◆ To be done:
Transcribe all the records with complete accuracy.

◆ Stored data entries:
* Begin *

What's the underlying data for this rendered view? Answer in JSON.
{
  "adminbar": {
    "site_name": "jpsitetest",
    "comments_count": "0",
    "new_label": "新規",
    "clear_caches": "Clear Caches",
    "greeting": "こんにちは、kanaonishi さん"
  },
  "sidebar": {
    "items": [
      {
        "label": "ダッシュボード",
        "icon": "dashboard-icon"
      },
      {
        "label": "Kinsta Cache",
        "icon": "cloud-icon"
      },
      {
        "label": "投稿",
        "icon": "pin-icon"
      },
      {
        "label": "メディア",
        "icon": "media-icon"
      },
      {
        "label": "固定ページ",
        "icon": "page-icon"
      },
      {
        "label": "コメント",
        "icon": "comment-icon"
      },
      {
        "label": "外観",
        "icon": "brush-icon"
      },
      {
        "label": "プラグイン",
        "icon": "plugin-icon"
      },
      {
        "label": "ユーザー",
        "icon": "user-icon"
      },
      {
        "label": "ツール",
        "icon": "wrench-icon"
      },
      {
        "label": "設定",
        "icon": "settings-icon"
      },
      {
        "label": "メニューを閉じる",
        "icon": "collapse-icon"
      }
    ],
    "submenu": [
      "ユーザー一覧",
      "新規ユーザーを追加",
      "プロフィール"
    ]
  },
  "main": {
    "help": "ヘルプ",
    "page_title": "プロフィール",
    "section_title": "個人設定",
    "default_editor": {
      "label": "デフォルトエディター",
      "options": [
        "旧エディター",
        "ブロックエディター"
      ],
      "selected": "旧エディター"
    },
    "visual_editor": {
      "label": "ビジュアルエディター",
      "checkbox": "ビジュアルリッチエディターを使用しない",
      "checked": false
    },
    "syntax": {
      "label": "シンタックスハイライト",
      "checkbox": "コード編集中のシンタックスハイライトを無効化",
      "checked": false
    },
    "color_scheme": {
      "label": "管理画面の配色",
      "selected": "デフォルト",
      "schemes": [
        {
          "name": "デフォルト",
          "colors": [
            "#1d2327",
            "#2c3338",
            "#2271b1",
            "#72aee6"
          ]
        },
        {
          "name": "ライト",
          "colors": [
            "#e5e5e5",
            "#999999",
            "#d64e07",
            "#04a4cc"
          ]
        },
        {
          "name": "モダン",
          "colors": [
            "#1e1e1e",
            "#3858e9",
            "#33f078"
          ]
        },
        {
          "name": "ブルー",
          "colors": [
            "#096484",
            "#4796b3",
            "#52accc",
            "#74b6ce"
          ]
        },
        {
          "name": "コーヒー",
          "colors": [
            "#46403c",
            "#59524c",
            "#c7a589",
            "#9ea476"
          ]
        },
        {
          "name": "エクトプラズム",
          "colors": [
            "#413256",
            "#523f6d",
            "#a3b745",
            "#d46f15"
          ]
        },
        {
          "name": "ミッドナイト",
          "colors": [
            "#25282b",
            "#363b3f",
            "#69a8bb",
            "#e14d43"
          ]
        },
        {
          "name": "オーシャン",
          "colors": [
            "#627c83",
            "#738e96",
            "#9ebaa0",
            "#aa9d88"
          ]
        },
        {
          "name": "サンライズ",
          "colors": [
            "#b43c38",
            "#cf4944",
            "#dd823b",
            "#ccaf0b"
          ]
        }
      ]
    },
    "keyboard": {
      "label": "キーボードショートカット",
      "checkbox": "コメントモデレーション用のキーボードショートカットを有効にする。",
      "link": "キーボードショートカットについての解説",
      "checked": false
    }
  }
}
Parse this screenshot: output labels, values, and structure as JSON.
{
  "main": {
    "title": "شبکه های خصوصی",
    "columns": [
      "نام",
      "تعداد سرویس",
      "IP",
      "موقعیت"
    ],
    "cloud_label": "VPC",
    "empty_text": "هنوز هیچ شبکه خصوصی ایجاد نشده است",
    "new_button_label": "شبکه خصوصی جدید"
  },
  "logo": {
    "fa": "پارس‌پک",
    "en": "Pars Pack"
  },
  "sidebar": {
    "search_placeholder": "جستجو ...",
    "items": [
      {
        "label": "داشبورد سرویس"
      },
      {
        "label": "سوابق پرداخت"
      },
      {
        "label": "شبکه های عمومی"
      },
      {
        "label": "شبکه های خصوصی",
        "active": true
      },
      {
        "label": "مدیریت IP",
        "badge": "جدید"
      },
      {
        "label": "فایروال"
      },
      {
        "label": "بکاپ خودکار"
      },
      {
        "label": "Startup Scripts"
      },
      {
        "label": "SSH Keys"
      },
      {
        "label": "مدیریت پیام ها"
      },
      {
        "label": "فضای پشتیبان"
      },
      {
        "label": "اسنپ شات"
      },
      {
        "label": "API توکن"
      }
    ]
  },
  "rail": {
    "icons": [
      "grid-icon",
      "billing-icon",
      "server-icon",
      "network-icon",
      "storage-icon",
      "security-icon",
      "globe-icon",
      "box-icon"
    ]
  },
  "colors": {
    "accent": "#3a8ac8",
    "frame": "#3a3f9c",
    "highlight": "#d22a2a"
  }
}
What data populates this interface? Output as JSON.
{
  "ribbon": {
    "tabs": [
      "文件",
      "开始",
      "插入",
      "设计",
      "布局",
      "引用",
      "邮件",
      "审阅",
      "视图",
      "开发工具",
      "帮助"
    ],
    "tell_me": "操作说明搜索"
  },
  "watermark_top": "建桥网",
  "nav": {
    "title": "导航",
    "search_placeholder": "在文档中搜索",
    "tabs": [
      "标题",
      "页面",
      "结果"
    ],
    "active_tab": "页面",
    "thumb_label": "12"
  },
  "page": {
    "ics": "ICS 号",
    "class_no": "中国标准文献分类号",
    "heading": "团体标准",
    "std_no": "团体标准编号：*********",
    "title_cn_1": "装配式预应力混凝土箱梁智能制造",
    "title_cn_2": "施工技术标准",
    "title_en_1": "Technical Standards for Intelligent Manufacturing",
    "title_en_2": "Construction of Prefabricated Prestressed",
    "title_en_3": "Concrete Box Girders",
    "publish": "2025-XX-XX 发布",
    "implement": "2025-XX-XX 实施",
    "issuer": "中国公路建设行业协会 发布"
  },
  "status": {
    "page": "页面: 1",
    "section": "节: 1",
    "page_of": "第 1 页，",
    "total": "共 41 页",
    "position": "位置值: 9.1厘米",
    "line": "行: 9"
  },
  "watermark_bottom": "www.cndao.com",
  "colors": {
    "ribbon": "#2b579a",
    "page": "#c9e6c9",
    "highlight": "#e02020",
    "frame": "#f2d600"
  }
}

* End *

◆ Output:
What's the underlying data for this rendered view? Answer in JSON.
{
  "adminbar": {
    "site_name": "jpsitetest",
    "comments_count": "0",
    "new_label": "新規",
    "clear_caches": "Clear Caches",
    "greeting": "こんにちは、kanaonishi さん"
  },
  "sidebar": {
    "items": [
      {
        "label": "ダッシュボード",
        "icon": "dashboard-icon"
      },
      {
        "label": "Kinsta Cache",
        "icon": "cloud-icon"
      },
      {
        "label": "投稿",
        "icon": "pin-icon"
      },
      {
        "label": "メディア",
        "icon": "media-icon"
      },
      {
        "label": "固定ページ",
        "icon": "page-icon"
      },
      {
        "label": "コメント",
        "icon": "comment-icon"
      },
      {
        "label": "外観",
        "icon": "brush-icon"
      },
      {
        "label": "プラグイン",
        "icon": "plugin-icon"
      },
      {
        "label": "ユーザー",
        "icon": "user-icon"
      },
      {
        "label": "ツール",
        "icon": "wrench-icon"
      },
      {
        "label": "設定",
        "icon": "settings-icon"
      },
      {
        "label": "メニューを閉じる",
        "icon": "collapse-icon"
      }
    ],
    "submenu": [
      "ユーザー一覧",
      "新規ユーザーを追加",
      "プロフィール"
    ]
  },
  "main": {
    "help": "ヘルプ",
    "page_title": "プロフィール",
    "section_title": "個人設定",
    "default_editor": {
      "label": "デフォルトエディター",
      "options": [
        "旧エディター",
        "ブロックエディター"
      ],
      "selected": "旧エディター"
    },
    "visual_editor": {
      "label": "ビジュアルエディター",
      "checkbox": "ビジュアルリッチエディターを使用しない",
      "checked": false
    },
    "syntax": {
      "label": "シンタックスハイライト",
      "checkbox": "コード編集中のシンタックスハイライトを無効化",
      "checked": false
    },
    "color_scheme": {
      "label": "管理画面の配色",
      "selected": "デフォルト",
      "schemes": [
        {
          "name": "デフォルト",
          "colors": [
            "#1d2327",
            "#2c3338",
            "#2271b1",
            "#72aee6"
          ]
        },
        {
          "name": "ライト",
          "colors": [
            "#e5e5e5",
            "#999999",
            "#d64e07",
            "#04a4cc"
          ]
        },
        {
          "name": "モダン",
          "colors": [
            "#1e1e1e",
            "#3858e9",
            "#33f078"
          ]
        },
        {
          "name": "ブルー",
          "colors": [
            "#096484",
            "#4796b3",
            "#52accc",
            "#74b6ce"
          ]
        },
        {
          "name": "コーヒー",
          "colors": [
            "#46403c",
            "#59524c",
            "#c7a589",
            "#9ea476"
          ]
        },
        {
          "name": "エクトプラズム",
          "colors": [
            "#413256",
            "#523f6d",
            "#a3b745",
            "#d46f15"
          ]
        },
        {
          "name": "ミッドナイト",
          "colors": [
            "#25282b",
            "#363b3f",
            "#69a8bb",
            "#e14d43"
          ]
        },
        {
          "name": "オーシャン",
          "colors": [
            "#627c83",
            "#738e96",
            "#9ebaa0",
            "#aa9d88"
          ]
        },
        {
          "name": "サンライズ",
          "colors": [
            "#b43c38",
            "#cf4944",
            "#dd823b",
            "#ccaf0b"
          ]
        }
      ]
    },
    "keyboard": {
      "label": "キーボードショートカット",
      "checkbox": "コメントモデレーション用のキーボードショートカットを有効にする。",
      "link": "キーボードショートカットについての解説",
      "checked": false
    }
  }
}
Parse this screenshot: output labels, values, and structure as JSON.
{
  "main": {
    "title": "شبکه های خصوصی",
    "columns": [
      "نام",
      "تعداد سرویس",
      "IP",
      "موقعیت"
    ],
    "cloud_label": "VPC",
    "empty_text": "هنوز هیچ شبکه خصوصی ایجاد نشده است",
    "new_button_label": "شبکه خصوصی جدید"
  },
  "logo": {
    "fa": "پارس‌پک",
    "en": "Pars Pack"
  },
  "sidebar": {
    "search_placeholder": "جستجو ...",
    "items": [
      {
        "label": "داشبورد سرویس"
      },
      {
        "label": "سوابق پرداخت"
      },
      {
        "label": "شبکه های عمومی"
      },
      {
        "label": "شبکه های خصوصی",
        "active": true
      },
      {
        "label": "مدیریت IP",
        "badge": "جدید"
      },
      {
        "label": "فایروال"
      },
      {
        "label": "بکاپ خودکار"
      },
      {
        "label": "Startup Scripts"
      },
      {
        "label": "SSH Keys"
      },
      {
        "label": "مدیریت پیام ها"
      },
      {
        "label": "فضای پشتیبان"
      },
      {
        "label": "اسنپ شات"
      },
      {
        "label": "API توکن"
      }
    ]
  },
  "rail": {
    "icons": [
      "grid-icon",
      "billing-icon",
      "server-icon",
      "network-icon",
      "storage-icon",
      "security-icon",
      "globe-icon",
      "box-icon"
    ]
  },
  "colors": {
    "accent": "#3a8ac8",
    "frame": "#3a3f9c",
    "highlight": "#d22a2a"
  }
}
What data populates this interface? Output as JSON.
{
  "ribbon": {
    "tabs": [
      "文件",
      "开始",
      "插入",
      "设计",
      "布局",
      "引用",
      "邮件",
      "审阅",
      "视图",
      "开发工具",
      "帮助"
    ],
    "tell_me": "操作说明搜索"
  },
  "watermark_top": "建桥网",
  "nav": {
    "title": "导航",
    "search_placeholder": "在文档中搜索",
    "tabs": [
      "标题",
      "页面",
      "结果"
    ],
    "active_tab": "页面",
    "thumb_label": "12"
  },
  "page": {
    "ics": "ICS 号",
    "class_no": "中国标准文献分类号",
    "heading": "团体标准",
    "std_no": "团体标准编号：*********",
    "title_cn_1": "装配式预应力混凝土箱梁智能制造",
    "title_cn_2": "施工技术标准",
    "title_en_1": "Technical Standards for Intelligent Manufacturing",
    "title_en_2": "Construction of Prefabricated Prestressed",
    "title_en_3": "Concrete Box Girders",
    "publish": "2025-XX-XX 发布",
    "implement": "2025-XX-XX 实施",
    "issuer": "中国公路建设行业协会 发布"
  },
  "status": {
    "page": "页面: 1",
    "section": "节: 1",
    "page_of": "第 1 页，",
    "total": "共 41 页",
    "position": "位置值: 9.1厘米",
    "line": "行: 9"
  },
  "watermark_bottom": "www.cndao.com",
  "colors": {
    "ribbon": "#2b579a",
    "page": "#c9e6c9",
    "highlight": "#e02020",
    "frame": "#f2d600"
  }
}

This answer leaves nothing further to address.